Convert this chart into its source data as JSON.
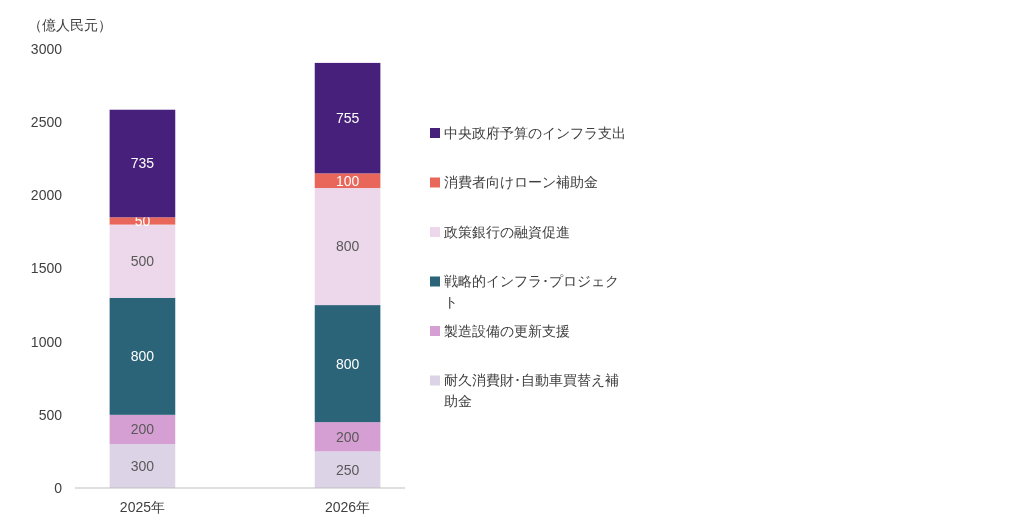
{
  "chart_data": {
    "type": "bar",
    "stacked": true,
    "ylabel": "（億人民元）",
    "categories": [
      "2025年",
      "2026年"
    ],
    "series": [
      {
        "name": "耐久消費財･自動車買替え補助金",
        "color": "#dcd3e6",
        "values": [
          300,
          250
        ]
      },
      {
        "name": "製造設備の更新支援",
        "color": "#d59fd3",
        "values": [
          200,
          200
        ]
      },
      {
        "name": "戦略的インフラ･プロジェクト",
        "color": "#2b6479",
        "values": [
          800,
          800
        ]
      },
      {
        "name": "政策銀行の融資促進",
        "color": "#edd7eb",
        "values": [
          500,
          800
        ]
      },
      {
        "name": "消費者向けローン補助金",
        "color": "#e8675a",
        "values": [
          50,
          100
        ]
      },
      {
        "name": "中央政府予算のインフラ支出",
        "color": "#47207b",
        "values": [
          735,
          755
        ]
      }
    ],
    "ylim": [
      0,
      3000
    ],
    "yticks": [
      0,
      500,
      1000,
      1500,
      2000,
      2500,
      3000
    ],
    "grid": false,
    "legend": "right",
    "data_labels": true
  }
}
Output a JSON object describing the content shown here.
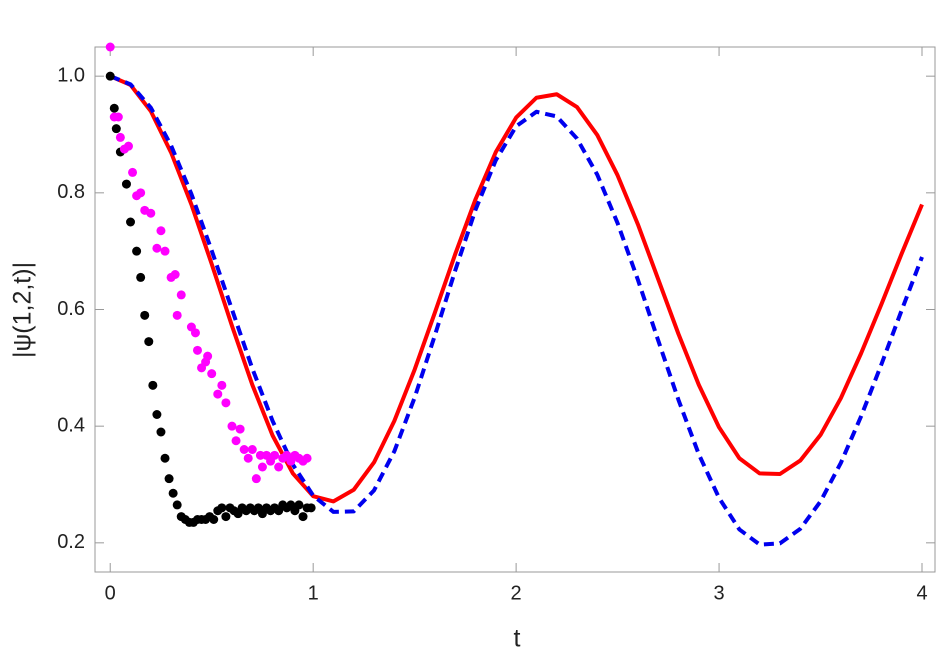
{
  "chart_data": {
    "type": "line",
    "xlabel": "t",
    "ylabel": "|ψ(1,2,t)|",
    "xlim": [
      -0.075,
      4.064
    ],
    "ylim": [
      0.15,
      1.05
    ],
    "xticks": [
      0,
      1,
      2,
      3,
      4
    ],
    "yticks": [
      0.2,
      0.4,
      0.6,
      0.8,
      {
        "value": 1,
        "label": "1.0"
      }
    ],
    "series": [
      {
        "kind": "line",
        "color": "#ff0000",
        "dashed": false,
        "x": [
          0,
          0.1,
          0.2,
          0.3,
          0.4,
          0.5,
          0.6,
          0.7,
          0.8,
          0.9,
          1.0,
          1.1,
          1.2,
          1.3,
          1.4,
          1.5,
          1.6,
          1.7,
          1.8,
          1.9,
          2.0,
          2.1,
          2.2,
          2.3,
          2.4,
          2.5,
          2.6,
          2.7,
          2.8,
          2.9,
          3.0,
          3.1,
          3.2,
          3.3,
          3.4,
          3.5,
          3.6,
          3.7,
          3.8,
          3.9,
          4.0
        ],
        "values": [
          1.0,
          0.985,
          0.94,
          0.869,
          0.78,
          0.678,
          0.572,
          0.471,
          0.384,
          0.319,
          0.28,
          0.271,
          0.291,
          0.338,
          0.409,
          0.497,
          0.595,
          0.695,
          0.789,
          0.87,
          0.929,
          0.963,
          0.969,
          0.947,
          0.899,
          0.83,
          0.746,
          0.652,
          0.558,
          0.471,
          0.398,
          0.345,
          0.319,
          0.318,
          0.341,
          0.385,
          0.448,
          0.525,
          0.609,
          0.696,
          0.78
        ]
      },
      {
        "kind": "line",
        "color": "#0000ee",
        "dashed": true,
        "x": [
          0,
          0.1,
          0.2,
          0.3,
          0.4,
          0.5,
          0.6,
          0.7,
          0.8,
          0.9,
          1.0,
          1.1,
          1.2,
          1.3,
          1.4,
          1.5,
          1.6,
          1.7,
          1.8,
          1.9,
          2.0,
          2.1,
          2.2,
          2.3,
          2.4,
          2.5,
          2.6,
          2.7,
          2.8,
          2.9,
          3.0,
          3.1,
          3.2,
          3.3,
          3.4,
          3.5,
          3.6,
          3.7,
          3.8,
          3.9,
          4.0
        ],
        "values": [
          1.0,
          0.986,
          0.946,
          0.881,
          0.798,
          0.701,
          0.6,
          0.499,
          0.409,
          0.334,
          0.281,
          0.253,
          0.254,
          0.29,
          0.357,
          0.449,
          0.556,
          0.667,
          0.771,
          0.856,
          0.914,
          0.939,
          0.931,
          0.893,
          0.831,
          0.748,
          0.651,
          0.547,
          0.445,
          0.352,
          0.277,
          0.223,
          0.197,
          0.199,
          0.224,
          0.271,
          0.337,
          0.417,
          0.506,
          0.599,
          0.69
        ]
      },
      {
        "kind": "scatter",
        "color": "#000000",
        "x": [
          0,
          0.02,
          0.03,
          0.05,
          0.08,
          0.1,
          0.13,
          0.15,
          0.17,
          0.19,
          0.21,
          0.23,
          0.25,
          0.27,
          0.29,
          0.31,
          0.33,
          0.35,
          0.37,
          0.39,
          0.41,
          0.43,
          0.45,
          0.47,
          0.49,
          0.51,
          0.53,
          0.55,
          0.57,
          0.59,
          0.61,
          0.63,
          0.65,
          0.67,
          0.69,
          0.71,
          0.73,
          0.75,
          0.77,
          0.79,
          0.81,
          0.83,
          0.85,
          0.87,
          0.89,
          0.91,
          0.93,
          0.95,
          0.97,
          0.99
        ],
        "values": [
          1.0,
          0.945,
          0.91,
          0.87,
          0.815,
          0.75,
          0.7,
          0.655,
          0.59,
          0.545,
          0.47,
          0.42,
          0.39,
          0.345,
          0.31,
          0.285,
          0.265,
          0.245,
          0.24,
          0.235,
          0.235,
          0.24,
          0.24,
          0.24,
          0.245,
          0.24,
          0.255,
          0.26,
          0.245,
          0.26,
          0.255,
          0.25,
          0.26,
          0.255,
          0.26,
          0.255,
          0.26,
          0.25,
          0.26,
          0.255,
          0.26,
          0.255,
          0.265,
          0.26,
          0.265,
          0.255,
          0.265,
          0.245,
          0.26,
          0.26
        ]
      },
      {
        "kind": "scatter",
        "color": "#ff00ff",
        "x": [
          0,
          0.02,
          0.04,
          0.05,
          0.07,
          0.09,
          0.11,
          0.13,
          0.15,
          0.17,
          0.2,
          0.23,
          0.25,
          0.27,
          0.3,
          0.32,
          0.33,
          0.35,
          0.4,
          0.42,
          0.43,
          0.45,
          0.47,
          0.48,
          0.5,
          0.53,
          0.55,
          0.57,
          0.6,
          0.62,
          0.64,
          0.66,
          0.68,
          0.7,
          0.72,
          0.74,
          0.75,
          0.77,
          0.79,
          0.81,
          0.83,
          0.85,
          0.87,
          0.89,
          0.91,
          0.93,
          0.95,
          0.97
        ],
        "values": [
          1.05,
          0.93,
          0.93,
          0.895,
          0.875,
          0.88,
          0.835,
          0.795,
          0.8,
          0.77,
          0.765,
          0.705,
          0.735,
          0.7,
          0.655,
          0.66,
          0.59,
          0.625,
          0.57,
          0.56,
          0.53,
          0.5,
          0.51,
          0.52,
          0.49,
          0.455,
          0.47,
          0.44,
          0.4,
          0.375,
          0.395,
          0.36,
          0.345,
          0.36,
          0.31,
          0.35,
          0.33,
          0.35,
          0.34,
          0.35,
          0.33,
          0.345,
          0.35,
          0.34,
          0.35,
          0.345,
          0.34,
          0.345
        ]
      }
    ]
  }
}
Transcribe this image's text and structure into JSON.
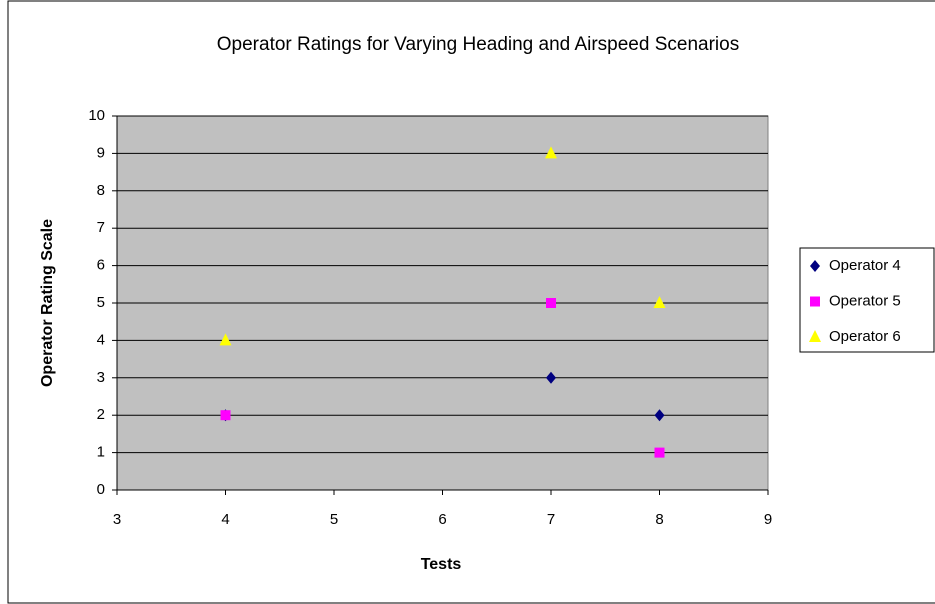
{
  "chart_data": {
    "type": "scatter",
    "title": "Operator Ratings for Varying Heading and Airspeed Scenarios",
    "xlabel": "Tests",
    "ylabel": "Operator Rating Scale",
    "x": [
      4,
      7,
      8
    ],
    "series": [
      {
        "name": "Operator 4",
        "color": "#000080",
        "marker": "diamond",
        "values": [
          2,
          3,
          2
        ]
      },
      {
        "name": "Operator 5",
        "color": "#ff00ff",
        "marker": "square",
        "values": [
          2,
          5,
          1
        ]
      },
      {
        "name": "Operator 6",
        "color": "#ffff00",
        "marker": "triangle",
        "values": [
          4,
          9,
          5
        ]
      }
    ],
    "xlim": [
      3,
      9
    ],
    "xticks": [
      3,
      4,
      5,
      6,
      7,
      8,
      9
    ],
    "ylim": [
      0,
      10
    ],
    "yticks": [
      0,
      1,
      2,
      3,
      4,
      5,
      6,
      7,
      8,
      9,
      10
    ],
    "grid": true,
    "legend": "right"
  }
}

EXERCISE BRIEF: Identify each line containing the string "true" and copy it out.

PROBLEM SOLUTION:
    "stacked": true,
    "data_labels": true
        "dashed": true,
    "grid": true,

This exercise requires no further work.